* [What is required]
Search the records below for the word "Wind". Pull out each line that has it.

* [Supplied records]
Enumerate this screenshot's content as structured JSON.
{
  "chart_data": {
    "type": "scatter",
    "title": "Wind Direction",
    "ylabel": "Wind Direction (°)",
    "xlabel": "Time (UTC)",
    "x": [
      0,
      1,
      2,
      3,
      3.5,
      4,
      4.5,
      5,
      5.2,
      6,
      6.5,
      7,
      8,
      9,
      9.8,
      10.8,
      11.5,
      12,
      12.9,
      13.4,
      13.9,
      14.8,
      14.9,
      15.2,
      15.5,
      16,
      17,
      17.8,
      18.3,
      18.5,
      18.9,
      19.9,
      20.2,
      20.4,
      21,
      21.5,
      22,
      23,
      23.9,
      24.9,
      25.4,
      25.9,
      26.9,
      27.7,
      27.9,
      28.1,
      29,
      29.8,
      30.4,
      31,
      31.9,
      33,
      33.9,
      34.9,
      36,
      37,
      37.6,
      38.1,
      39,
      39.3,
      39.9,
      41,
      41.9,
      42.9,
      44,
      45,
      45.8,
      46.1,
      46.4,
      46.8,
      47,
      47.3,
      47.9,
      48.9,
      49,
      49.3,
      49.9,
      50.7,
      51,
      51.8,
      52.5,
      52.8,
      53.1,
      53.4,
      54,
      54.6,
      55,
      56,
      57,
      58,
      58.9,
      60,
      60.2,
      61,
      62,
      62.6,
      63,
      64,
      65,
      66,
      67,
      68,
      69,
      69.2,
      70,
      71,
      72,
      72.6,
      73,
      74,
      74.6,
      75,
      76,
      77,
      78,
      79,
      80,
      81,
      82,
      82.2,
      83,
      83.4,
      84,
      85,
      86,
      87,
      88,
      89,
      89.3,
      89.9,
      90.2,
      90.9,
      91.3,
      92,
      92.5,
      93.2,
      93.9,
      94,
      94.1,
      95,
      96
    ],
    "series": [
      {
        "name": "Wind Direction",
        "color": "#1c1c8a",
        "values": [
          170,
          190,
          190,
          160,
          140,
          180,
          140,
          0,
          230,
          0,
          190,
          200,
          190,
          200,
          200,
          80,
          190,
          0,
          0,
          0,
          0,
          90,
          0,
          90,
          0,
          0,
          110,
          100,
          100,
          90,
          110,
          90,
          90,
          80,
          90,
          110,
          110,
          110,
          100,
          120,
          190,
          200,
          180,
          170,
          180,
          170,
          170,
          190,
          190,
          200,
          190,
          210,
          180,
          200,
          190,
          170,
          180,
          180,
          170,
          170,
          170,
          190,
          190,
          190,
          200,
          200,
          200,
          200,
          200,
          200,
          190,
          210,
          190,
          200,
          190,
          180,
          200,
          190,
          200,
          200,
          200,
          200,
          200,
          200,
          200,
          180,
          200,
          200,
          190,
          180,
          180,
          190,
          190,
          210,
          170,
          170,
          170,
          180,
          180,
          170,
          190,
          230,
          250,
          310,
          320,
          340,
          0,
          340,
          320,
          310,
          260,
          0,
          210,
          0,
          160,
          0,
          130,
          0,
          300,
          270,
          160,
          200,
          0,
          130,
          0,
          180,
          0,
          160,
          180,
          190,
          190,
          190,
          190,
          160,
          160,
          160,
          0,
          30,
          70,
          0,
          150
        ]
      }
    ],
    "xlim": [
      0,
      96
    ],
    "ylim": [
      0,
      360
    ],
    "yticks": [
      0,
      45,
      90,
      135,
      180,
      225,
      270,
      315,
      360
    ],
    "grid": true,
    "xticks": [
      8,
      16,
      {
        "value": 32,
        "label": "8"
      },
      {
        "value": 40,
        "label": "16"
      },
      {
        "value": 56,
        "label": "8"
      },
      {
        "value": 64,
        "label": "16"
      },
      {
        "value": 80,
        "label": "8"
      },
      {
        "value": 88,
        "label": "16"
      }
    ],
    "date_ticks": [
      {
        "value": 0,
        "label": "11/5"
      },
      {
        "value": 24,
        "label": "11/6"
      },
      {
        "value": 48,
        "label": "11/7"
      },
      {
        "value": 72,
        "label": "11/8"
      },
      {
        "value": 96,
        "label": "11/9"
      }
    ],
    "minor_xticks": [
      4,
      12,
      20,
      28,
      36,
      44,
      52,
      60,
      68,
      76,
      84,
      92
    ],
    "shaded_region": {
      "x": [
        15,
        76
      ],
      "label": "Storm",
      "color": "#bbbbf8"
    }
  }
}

* [Solution to the exercise]
    "title": "Wind Direction",
    "ylabel": "Wind Direction (°)",
        "name": "Wind Direction",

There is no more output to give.